#### Excerpted records ####
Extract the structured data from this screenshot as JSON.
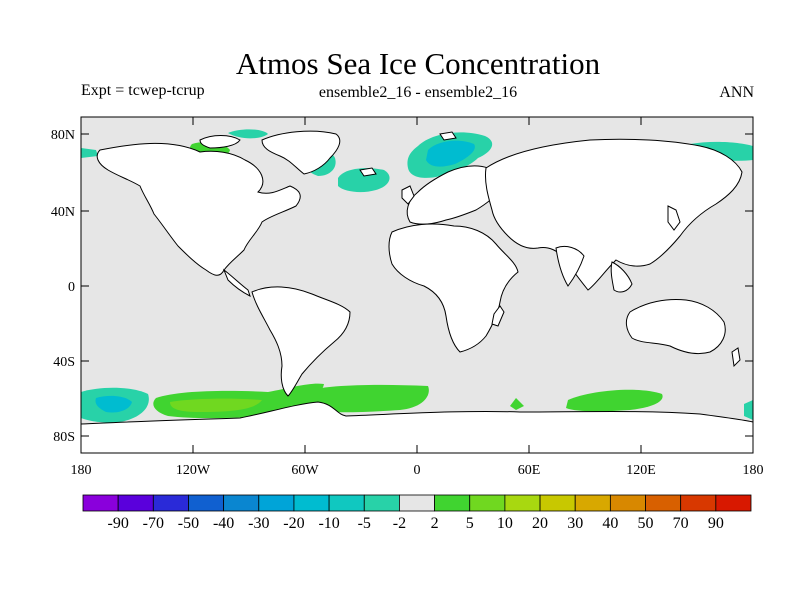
{
  "title": "Atmos Sea Ice Concentration",
  "subtitle_left": "Expt = tcwep-tcrup",
  "subtitle_center": "ensemble2_16 - ensemble2_16",
  "subtitle_right": "ANN",
  "lat_labels": [
    "80N",
    "40N",
    "0",
    "40S",
    "80S"
  ],
  "lon_labels": [
    "180",
    "120W",
    "60W",
    "0",
    "60E",
    "120E",
    "180"
  ],
  "colorbar": {
    "labels": [
      "-90",
      "-70",
      "-50",
      "-40",
      "-30",
      "-20",
      "-10",
      "-5",
      "-2",
      "2",
      "5",
      "10",
      "20",
      "30",
      "40",
      "50",
      "70",
      "90"
    ],
    "colors": [
      "#8a00dc",
      "#5a00dc",
      "#2a2ad8",
      "#1060d0",
      "#0a86d0",
      "#00a4d8",
      "#00bcd0",
      "#10c8c0",
      "#28d2a8",
      "#e6e6e6",
      "#40d430",
      "#70d820",
      "#a8d810",
      "#c8c800",
      "#d8a800",
      "#d88800",
      "#d86000",
      "#d83800",
      "#d81800"
    ]
  },
  "colors": {
    "ocean": "#e6e6e6",
    "land": "#ffffff",
    "coast": "#000000",
    "ice_decrease_light": "#28d2a8",
    "ice_decrease_mid": "#10c8c0",
    "ice_decrease_strong": "#00bcd0",
    "ice_increase_light": "#40d430",
    "ice_increase_mid": "#70d820",
    "ice_increase_strong": "#a8d810"
  }
}
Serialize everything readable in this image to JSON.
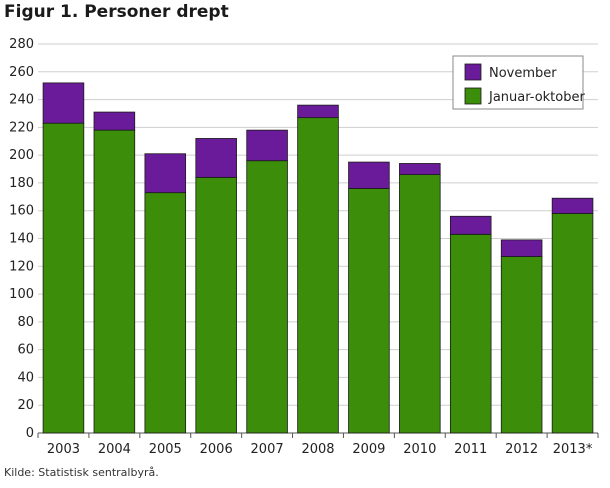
{
  "chart_data": {
    "type": "bar",
    "stacked": true,
    "title": "Figur 1. Personer drept",
    "xlabel": "",
    "ylabel": "",
    "categories": [
      "2003",
      "2004",
      "2005",
      "2006",
      "2007",
      "2008",
      "2009",
      "2010",
      "2011",
      "2012",
      "2013*"
    ],
    "series": [
      {
        "name": "Januar-oktober",
        "color": "#3b8d0a",
        "values": [
          223,
          218,
          173,
          184,
          196,
          227,
          176,
          186,
          143,
          127,
          158
        ]
      },
      {
        "name": "November",
        "color": "#6a1b9a",
        "values": [
          29,
          13,
          28,
          28,
          22,
          9,
          19,
          8,
          13,
          12,
          11
        ]
      }
    ],
    "ylim": [
      0,
      280
    ],
    "yticks": [
      0,
      20,
      40,
      60,
      80,
      100,
      120,
      140,
      160,
      180,
      200,
      220,
      240,
      260,
      280
    ],
    "grid": true,
    "legend_position": "top-right",
    "legend_order": [
      "November",
      "Januar-oktober"
    ]
  },
  "source": "Kilde: Statistisk sentralbyrå."
}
####
Requirement ->
Output all of the records exactly as they appear above, but not the pictures.

The reply ->
Extract the structured data from this screenshot as JSON.
{
  "title": "Atmos Sea Ice Concentration",
  "subtitle_left": "Expt = tcwep-tcrup",
  "subtitle_center": "ensemble2_16 - ensemble2_16",
  "subtitle_right": "ANN",
  "lat_labels": [
    "80N",
    "40N",
    "0",
    "40S",
    "80S"
  ],
  "lon_labels": [
    "180",
    "120W",
    "60W",
    "0",
    "60E",
    "120E",
    "180"
  ],
  "colorbar": {
    "labels": [
      "-90",
      "-70",
      "-50",
      "-40",
      "-30",
      "-20",
      "-10",
      "-5",
      "-2",
      "2",
      "5",
      "10",
      "20",
      "30",
      "40",
      "50",
      "70",
      "90"
    ],
    "colors": [
      "#8a00dc",
      "#5a00dc",
      "#2a2ad8",
      "#1060d0",
      "#0a86d0",
      "#00a4d8",
      "#00bcd0",
      "#10c8c0",
      "#28d2a8",
      "#e6e6e6",
      "#40d430",
      "#70d820",
      "#a8d810",
      "#c8c800",
      "#d8a800",
      "#d88800",
      "#d86000",
      "#d83800",
      "#d81800"
    ]
  },
  "colors": {
    "ocean": "#e6e6e6",
    "land": "#ffffff",
    "coast": "#000000",
    "ice_decrease_light": "#28d2a8",
    "ice_decrease_mid": "#10c8c0",
    "ice_decrease_strong": "#00bcd0",
    "ice_increase_light": "#40d430",
    "ice_increase_mid": "#70d820",
    "ice_increase_strong": "#a8d810"
  }
}
Serialize everything readable in this image to JSON.
{
  "chart_data": {
    "type": "bar",
    "stacked": true,
    "title": "Figur 1. Personer drept",
    "xlabel": "",
    "ylabel": "",
    "categories": [
      "2003",
      "2004",
      "2005",
      "2006",
      "2007",
      "2008",
      "2009",
      "2010",
      "2011",
      "2012",
      "2013*"
    ],
    "series": [
      {
        "name": "Januar-oktober",
        "color": "#3b8d0a",
        "values": [
          223,
          218,
          173,
          184,
          196,
          227,
          176,
          186,
          143,
          127,
          158
        ]
      },
      {
        "name": "November",
        "color": "#6a1b9a",
        "values": [
          29,
          13,
          28,
          28,
          22,
          9,
          19,
          8,
          13,
          12,
          11
        ]
      }
    ],
    "ylim": [
      0,
      280
    ],
    "yticks": [
      0,
      20,
      40,
      60,
      80,
      100,
      120,
      140,
      160,
      180,
      200,
      220,
      240,
      260,
      280
    ],
    "grid": true,
    "legend_position": "top-right",
    "legend_order": [
      "November",
      "Januar-oktober"
    ]
  },
  "source": "Kilde: Statistisk sentralbyrå."
}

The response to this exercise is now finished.